-- OBJECTIVE --
Repeat every record below exactly, omitting any pictures.
=-=-=-=-=
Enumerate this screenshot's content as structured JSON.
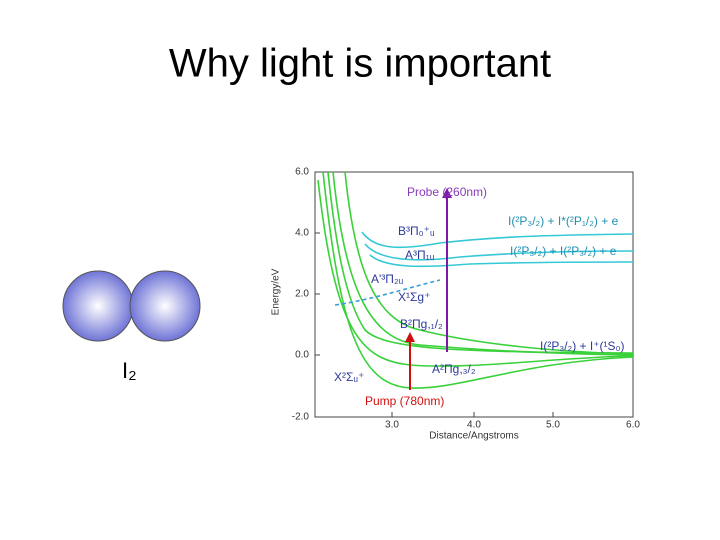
{
  "title": "Why light is important",
  "molecule": {
    "label": "I₂"
  },
  "figure": {
    "y_label": "Energy/eV",
    "x_label": "Distance/Angstroms",
    "y_ticks": [
      "6.0",
      "4.0",
      "2.0",
      "0.0",
      "-2.0"
    ],
    "x_ticks": [
      "3.0",
      "4.0",
      "5.0",
      "6.0"
    ],
    "labels": [
      "Probe (260nm)",
      "I(²P₃/₂) + I*(²P₁/₂) + e",
      "B³Π₀⁺ᵤ",
      "I(²P₃/₂) + I(²P₃/₂) + e",
      "A³Π₁ᵤ",
      "A'³Π₂ᵤ",
      "X¹Σg⁺",
      "B²Πg,₁/₂",
      "I(²P₃/₂) + I⁺(¹S₀)",
      "A²Πg,₃/₂",
      "X²Σᵤ⁺",
      "Pump (780nm)"
    ]
  }
}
=-=-=-=-=
-- EXERCISE ANSWER --
Enumerate this screenshot's content as structured JSON.
{
  "title": "Why light is important",
  "molecule": {
    "label": "I₂"
  },
  "figure": {
    "y_label": "Energy/eV",
    "x_label": "Distance/Angstroms",
    "y_ticks": [
      "6.0",
      "4.0",
      "2.0",
      "0.0",
      "-2.0"
    ],
    "x_ticks": [
      "3.0",
      "4.0",
      "5.0",
      "6.0"
    ],
    "labels": [
      "Probe (260nm)",
      "I(²P₃/₂) + I*(²P₁/₂) + e",
      "B³Π₀⁺ᵤ",
      "I(²P₃/₂) + I(²P₃/₂) + e",
      "A³Π₁ᵤ",
      "A'³Π₂ᵤ",
      "X¹Σg⁺",
      "B²Πg,₁/₂",
      "I(²P₃/₂) + I⁺(¹S₀)",
      "A²Πg,₃/₂",
      "X²Σᵤ⁺",
      "Pump (780nm)"
    ]
  }
}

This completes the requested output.